Prompt:
Retype the material in full, keeping every word the same.

---- Data provided

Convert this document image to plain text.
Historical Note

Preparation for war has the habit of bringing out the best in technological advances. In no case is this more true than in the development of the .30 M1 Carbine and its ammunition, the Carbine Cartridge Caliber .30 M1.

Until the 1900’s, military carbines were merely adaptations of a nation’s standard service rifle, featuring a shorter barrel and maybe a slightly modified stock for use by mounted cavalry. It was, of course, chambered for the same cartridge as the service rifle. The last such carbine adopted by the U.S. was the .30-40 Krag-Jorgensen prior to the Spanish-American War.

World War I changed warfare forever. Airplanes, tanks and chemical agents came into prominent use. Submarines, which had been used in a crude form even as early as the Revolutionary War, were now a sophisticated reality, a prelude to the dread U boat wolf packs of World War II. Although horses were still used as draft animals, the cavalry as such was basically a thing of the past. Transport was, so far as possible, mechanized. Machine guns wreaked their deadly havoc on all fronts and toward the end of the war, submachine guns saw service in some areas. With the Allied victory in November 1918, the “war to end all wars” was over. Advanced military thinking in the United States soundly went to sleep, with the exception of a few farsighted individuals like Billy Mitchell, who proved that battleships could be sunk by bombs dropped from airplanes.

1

--------

Exercise response:
Convert this document image to plain text.
Historical Note

Preparation for war has the habit of bringing out the best in technological advances. In no case is this more true than in the development of the .30 M1 Carbine and its ammunition, the Carbine Cartridge Caliber .30 M1.

Until the 1900’s, military carbines were merely adaptations of a nation’s standard service rifle, featuring a shorter barrel and maybe a slightly modified stock for use by mounted cavalry. It was, of course, chambered for the same cartridge as the service rifle. The last such carbine adopted by the U.S. was the .30-40 Krag-Jorgensen prior to the Spanish-American War.

World War I changed warfare forever. Airplanes, tanks and chemical agents came into prominent use. Submarines, which had been used in a crude form even as early as the Revolutionary War, were now a sophisticated reality, a prelude to the dread U boat wolf packs of World War II. Although horses were still used as draft animals, the cavalry as such was basically a thing of the past. Transport was, so far as possible, mechanized. Machine guns wreaked their deadly havoc on all fronts and toward the end of the war, submachine guns saw service in some areas. With the Allied victory in November 1918, the “war to end all wars” was over. Advanced military thinking in the United States soundly went to sleep, with the exception of a few farsighted individuals like Billy Mitchell, who proved that battleships could be sunk by bombs dropped from airplanes.

1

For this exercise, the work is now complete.